Could you reproduce every line of the material below verbatim, with nothing changed, added, or left out?

» **DATA EXTRACT**:
_ _ _ _

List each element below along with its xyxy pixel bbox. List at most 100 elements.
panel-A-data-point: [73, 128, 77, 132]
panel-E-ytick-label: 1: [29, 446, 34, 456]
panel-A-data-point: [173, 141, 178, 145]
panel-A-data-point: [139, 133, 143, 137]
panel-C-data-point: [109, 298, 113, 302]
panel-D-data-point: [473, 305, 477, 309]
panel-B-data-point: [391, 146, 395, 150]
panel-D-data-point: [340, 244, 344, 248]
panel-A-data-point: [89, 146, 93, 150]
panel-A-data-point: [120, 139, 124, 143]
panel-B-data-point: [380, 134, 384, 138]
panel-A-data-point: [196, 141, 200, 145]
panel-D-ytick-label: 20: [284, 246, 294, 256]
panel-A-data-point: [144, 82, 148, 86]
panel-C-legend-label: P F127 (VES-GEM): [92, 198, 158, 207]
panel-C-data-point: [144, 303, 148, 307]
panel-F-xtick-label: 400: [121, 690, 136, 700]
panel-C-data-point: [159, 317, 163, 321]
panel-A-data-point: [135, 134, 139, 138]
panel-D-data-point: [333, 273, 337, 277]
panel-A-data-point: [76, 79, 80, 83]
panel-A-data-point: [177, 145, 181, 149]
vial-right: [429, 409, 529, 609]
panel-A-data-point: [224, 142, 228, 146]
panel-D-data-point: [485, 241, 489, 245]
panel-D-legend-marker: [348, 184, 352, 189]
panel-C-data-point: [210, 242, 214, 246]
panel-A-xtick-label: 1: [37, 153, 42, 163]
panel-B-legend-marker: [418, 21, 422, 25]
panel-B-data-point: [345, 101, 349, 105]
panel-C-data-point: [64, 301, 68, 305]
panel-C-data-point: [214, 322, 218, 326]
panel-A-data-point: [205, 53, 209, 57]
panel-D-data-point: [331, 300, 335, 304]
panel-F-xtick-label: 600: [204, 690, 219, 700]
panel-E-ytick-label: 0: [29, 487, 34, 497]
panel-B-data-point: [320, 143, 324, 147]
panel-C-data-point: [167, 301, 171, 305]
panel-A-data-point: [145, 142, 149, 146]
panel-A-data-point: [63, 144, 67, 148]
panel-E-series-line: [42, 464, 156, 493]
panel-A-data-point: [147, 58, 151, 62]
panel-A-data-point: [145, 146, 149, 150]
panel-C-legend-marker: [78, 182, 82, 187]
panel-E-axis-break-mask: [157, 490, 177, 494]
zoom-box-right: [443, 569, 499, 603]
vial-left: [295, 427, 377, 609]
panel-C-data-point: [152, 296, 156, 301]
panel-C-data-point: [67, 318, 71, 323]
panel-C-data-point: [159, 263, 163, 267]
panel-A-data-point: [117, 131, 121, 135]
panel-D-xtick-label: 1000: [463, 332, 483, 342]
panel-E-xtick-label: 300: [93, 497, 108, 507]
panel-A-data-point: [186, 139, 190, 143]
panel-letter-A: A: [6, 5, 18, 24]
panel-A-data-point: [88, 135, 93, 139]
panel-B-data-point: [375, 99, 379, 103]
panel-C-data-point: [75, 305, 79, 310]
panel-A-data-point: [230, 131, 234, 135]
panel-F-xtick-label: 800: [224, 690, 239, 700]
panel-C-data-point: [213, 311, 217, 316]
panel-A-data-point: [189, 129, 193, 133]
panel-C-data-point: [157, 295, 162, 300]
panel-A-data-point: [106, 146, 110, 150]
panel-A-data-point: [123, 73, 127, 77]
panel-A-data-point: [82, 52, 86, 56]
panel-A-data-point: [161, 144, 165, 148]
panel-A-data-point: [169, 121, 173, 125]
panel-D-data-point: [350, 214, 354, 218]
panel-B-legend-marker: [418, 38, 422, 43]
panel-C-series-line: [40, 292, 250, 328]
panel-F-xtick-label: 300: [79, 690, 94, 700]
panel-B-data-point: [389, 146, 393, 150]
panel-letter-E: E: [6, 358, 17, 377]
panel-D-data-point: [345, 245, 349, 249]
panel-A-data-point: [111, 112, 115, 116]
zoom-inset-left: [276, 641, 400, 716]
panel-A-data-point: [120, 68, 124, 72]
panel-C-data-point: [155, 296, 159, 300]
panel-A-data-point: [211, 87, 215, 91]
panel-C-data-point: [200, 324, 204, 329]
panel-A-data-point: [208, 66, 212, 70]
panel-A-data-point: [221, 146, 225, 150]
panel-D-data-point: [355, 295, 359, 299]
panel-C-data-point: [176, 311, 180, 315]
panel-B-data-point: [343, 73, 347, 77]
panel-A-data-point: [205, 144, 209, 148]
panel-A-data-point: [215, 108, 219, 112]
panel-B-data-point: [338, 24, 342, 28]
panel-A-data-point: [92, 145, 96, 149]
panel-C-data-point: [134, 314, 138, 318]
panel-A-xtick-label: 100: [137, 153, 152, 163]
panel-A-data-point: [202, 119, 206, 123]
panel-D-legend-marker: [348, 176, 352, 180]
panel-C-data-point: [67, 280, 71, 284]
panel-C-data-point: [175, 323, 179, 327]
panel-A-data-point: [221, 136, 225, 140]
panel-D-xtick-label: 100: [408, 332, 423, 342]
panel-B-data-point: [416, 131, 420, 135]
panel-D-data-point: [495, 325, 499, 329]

_ _ _ _

» **WRITTEN ANSWER**:
List each element below along with its xyxy pixel bbox. List at most 100 elements.
panel-A-data-point: [73, 128, 77, 132]
panel-E-ytick-label: 1: [29, 446, 34, 456]
panel-A-data-point: [173, 141, 178, 145]
panel-A-data-point: [139, 133, 143, 137]
panel-C-data-point: [109, 298, 113, 302]
panel-D-data-point: [473, 305, 477, 309]
panel-B-data-point: [391, 146, 395, 150]
panel-D-data-point: [340, 244, 344, 248]
panel-A-data-point: [89, 146, 93, 150]
panel-A-data-point: [120, 139, 124, 143]
panel-B-data-point: [380, 134, 384, 138]
panel-A-data-point: [196, 141, 200, 145]
panel-D-ytick-label: 20: [284, 246, 294, 256]
panel-A-data-point: [144, 82, 148, 86]
panel-C-legend-label: P F127 (VES-GEM): [92, 198, 158, 207]
panel-C-data-point: [144, 303, 148, 307]
panel-F-xtick-label: 400: [121, 690, 136, 700]
panel-C-data-point: [159, 317, 163, 321]
panel-A-data-point: [135, 134, 139, 138]
panel-D-data-point: [333, 273, 337, 277]
panel-A-data-point: [76, 79, 80, 83]
panel-A-data-point: [177, 145, 181, 149]
vial-right: [429, 409, 529, 609]
panel-A-data-point: [224, 142, 228, 146]
panel-D-data-point: [485, 241, 489, 245]
panel-D-legend-marker: [348, 184, 352, 189]
panel-C-data-point: [210, 242, 214, 246]
panel-A-xtick-label: 1: [37, 153, 42, 163]
panel-B-legend-marker: [418, 21, 422, 25]
panel-B-data-point: [345, 101, 349, 105]
panel-C-data-point: [64, 301, 68, 305]
panel-C-data-point: [214, 322, 218, 326]
panel-A-data-point: [205, 53, 209, 57]
panel-D-data-point: [331, 300, 335, 304]
panel-F-xtick-label: 600: [204, 690, 219, 700]
panel-E-ytick-label: 0: [29, 487, 34, 497]
panel-B-data-point: [320, 143, 324, 147]
panel-C-data-point: [167, 301, 171, 305]
panel-A-data-point: [145, 142, 149, 146]
panel-A-data-point: [63, 144, 67, 148]
panel-E-series-line: [42, 464, 156, 493]
panel-A-data-point: [147, 58, 151, 62]
panel-A-data-point: [145, 146, 149, 150]
panel-C-legend-marker: [78, 182, 82, 187]
panel-E-axis-break-mask: [157, 490, 177, 494]
zoom-box-right: [443, 569, 499, 603]
vial-left: [295, 427, 377, 609]
panel-C-data-point: [152, 296, 156, 301]
panel-C-data-point: [67, 318, 71, 323]
panel-C-data-point: [159, 263, 163, 267]
panel-A-data-point: [117, 131, 121, 135]
panel-D-xtick-label: 1000: [463, 332, 483, 342]
panel-E-xtick-label: 300: [93, 497, 108, 507]
panel-A-data-point: [186, 139, 190, 143]
panel-letter-A: A: [6, 5, 18, 24]
panel-A-data-point: [88, 135, 93, 139]
panel-B-data-point: [375, 99, 379, 103]
panel-C-data-point: [75, 305, 79, 310]
panel-A-data-point: [230, 131, 234, 135]
panel-F-xtick-label: 800: [224, 690, 239, 700]
panel-C-data-point: [213, 311, 217, 316]
panel-A-data-point: [189, 129, 193, 133]
panel-C-data-point: [157, 295, 162, 300]
panel-A-data-point: [106, 146, 110, 150]
panel-A-data-point: [123, 73, 127, 77]
panel-A-data-point: [82, 52, 86, 56]
panel-A-data-point: [161, 144, 165, 148]
panel-A-data-point: [169, 121, 173, 125]
panel-D-data-point: [350, 214, 354, 218]
panel-B-legend-marker: [418, 38, 422, 43]
panel-C-series-line: [40, 292, 250, 328]
panel-F-xtick-label: 300: [79, 690, 94, 700]
panel-B-data-point: [389, 146, 393, 150]
panel-letter-E: E: [6, 358, 17, 377]
panel-D-data-point: [345, 245, 349, 249]
panel-A-data-point: [111, 112, 115, 116]
zoom-inset-left: [276, 641, 400, 716]
panel-A-data-point: [120, 68, 124, 72]
panel-C-data-point: [155, 296, 159, 300]
panel-A-data-point: [211, 87, 215, 91]
panel-C-data-point: [200, 324, 204, 329]
panel-A-data-point: [208, 66, 212, 70]
panel-A-data-point: [221, 146, 225, 150]
panel-D-data-point: [355, 295, 359, 299]
panel-C-data-point: [176, 311, 180, 315]
panel-B-data-point: [343, 73, 347, 77]
panel-A-data-point: [205, 144, 209, 148]
panel-A-data-point: [215, 108, 219, 112]
panel-B-data-point: [338, 24, 342, 28]
panel-A-data-point: [92, 145, 96, 149]
panel-C-data-point: [134, 314, 138, 318]
panel-A-xtick-label: 100: [137, 153, 152, 163]
panel-A-data-point: [202, 119, 206, 123]
panel-D-legend-marker: [348, 176, 352, 180]
panel-C-data-point: [67, 280, 71, 284]
panel-C-data-point: [175, 323, 179, 327]
panel-A-data-point: [221, 136, 225, 140]
panel-D-xtick-label: 100: [408, 332, 423, 342]
panel-B-data-point: [416, 131, 420, 135]
panel-D-data-point: [495, 325, 499, 329]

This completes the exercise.